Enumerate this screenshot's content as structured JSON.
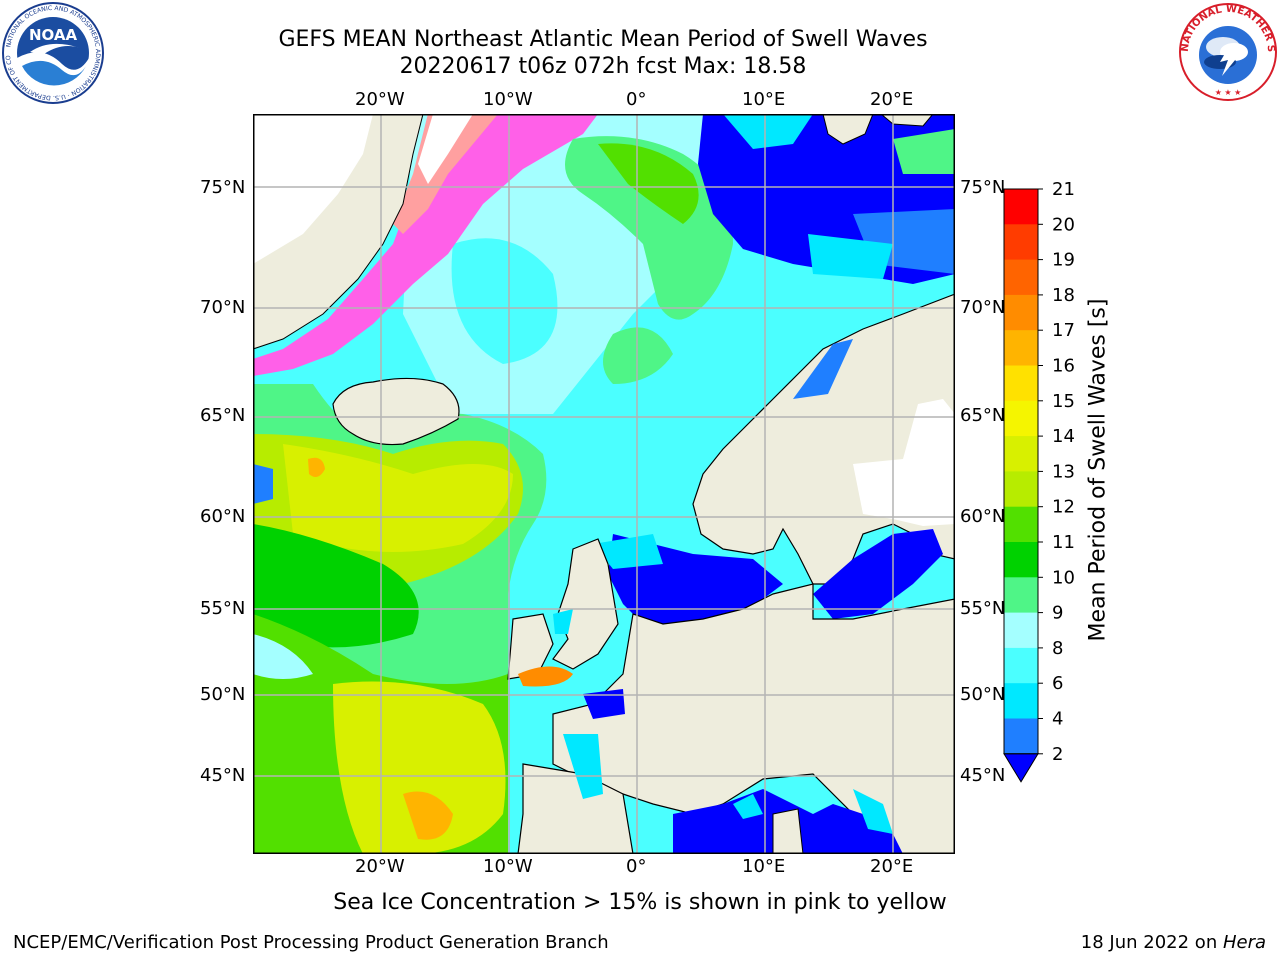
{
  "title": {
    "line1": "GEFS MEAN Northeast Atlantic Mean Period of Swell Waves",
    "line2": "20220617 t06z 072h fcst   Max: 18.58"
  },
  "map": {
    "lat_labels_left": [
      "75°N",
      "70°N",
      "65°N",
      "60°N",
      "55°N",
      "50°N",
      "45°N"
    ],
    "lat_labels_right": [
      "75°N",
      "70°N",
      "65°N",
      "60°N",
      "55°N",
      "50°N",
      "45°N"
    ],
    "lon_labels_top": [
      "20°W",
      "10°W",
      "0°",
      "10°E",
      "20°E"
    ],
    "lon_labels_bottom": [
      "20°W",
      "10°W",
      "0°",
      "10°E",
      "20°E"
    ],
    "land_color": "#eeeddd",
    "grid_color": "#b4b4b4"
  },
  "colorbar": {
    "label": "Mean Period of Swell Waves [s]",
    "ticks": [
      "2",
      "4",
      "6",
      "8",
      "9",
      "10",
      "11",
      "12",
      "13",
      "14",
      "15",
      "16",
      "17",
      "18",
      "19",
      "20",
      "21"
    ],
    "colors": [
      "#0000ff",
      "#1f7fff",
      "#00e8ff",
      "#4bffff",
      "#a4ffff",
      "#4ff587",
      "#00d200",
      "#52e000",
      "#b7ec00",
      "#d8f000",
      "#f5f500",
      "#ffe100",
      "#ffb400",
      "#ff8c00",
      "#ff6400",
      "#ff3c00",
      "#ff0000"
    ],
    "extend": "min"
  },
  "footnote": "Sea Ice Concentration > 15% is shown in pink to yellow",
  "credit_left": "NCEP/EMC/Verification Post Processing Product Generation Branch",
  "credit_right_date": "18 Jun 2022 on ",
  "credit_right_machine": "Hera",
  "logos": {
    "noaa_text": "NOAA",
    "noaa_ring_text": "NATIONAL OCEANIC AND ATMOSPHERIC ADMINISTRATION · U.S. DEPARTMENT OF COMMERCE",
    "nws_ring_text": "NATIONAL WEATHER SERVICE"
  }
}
────────────────────
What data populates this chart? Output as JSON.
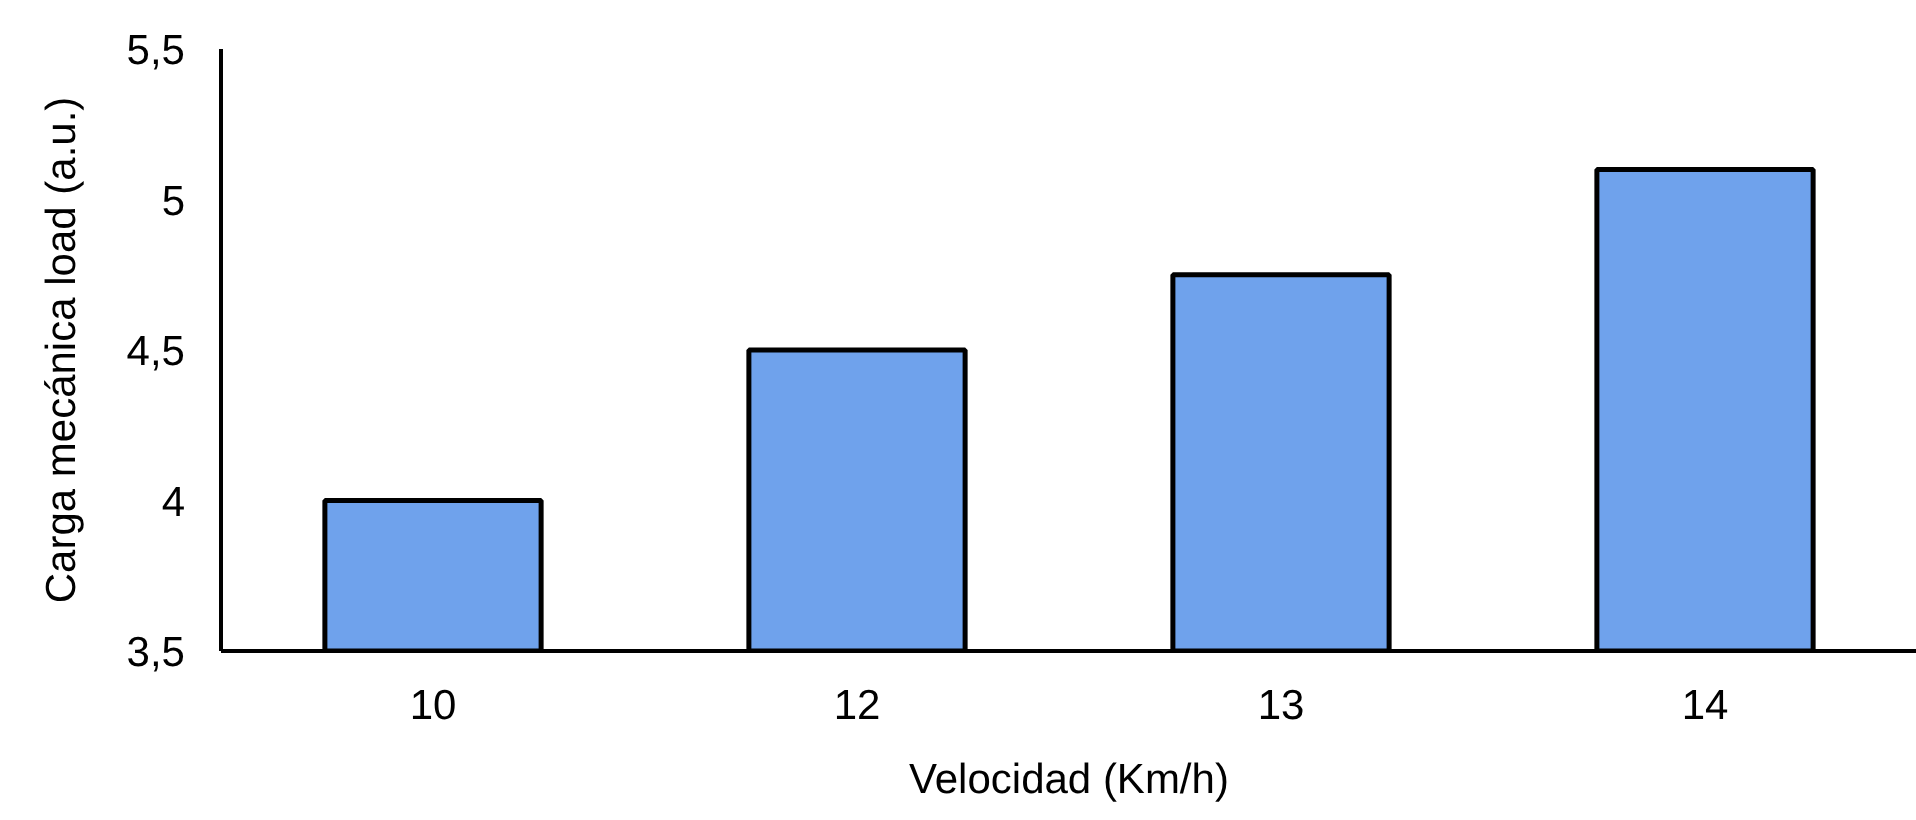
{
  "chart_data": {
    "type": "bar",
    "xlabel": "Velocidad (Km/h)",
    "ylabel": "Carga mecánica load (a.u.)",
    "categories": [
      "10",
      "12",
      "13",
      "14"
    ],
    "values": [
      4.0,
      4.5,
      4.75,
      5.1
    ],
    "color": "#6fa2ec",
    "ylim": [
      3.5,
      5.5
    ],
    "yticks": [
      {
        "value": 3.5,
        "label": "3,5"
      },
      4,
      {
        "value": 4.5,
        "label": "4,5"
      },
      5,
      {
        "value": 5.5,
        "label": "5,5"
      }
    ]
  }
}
────────────────────
Gather every line from the listing above in which the word "NATIONAL" appears.

* _Result_
    "noaa_ring_text": "NATIONAL OCEANIC AND ATMOSPHERIC ADMINISTRATION · U.S. DEPARTMENT OF COMMERCE",
    "nws_ring_text": "NATIONAL WEATHER SERVICE"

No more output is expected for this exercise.